-- TRABAJO SOLICITADO --
[a] En el texto sobre la misericordia de la Iglesia, ¿qué dará comienzo dentro de pocos meses?
[b] Reproduce sin cambios el pasaje del texto sobre la misericordia de la Iglesia que empieza con las palabras que contienen "Dentro de pocos" y termina con "deja de amarnos.".

-- FRAGMENTO DEL DOCUMENTO --
---------------

Si tal es la condición de Dios, no lo debería ser menos la de quienes se consideran sus representantes, entre los que se encuentra la Iglesia. Aunque teóricamente ésta tiene la misión de aplicar la misericordia, no siempre lo ha hecho adecuadamente, pero, como el Espíritu Santo nunca la abandona, no se cansa de hacerle caer en la cuenta de que tiene que convertirse. La historia está llena de signos positivos que muestran cómo después de las grandes crisis surgen momentos de gracia y renovación. Y uno de ellos es sin duda el momento actual. Pero seríamos injustos si nos fijáramos solamente en el Papa Francisco como protagonista de este afán de renovación y conversión, puesto que la trayectoria de todos los papas del siglo XX ha sido la mejor sementera para poder recoger ahora estos preciosos frutos.

Dentro de pocos meses dará comienzo el ‘Año de la Misericordia’. La Iglesia nunca podrá dejar de defender la vida humana y el matrimonio, pero estos pequeños gestos como el de que cualquier sacerdote pueda levantar la excomunión a quien haya incurrido en ella por causa del aborto o de agilizar y evitar gastos en los procesos de declaración de nulidad matrimonial son signos claros del deseo sincero de aplicar la misericordia divina. No se trata de minimizar la defensa de la vida y de la familia, sino de manifestar que Dios es bueno y no deja de amarnos.

---------------

-- INFORMACIÓN MOSTRADA --
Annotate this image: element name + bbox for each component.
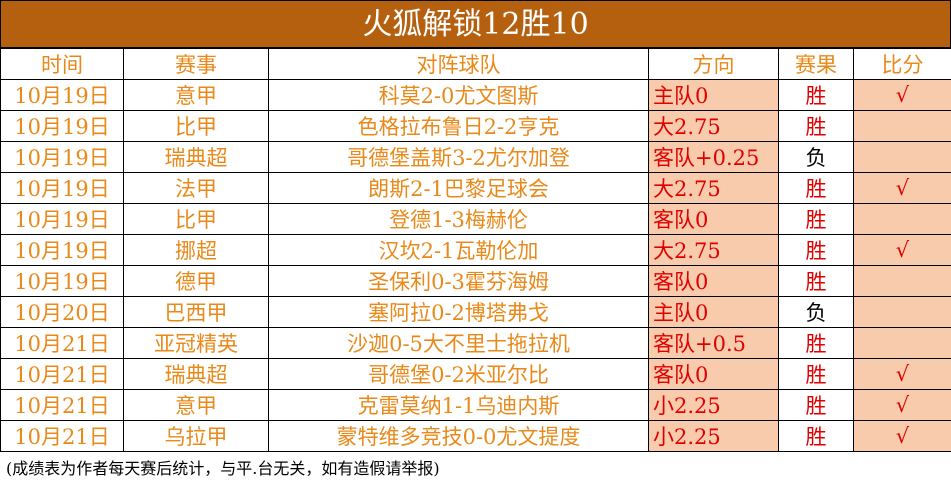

---------------

-- RESPUESTAS COMPLETAS --
[a] El ‘Año de la Misericordia’.

[b]
Dentro de pocos meses dará comienzo el ‘Año de la Misericordia’. La Iglesia nunca podrá dejar de defender la vida humana y el matrimonio, pero estos pequeños gestos como el de que cualquier sacerdote pueda levantar la excomunión a quien haya incurrido en ella por causa del aborto o de agilizar y evitar gastos en los procesos de declaración de nulidad matrimonial son signos claros del deseo sincero de aplicar la misericordia divina. No se trata de minimizar la defensa de la vida y de la familia, sino de manifestar que Dios es bueno y no deja de amarnos.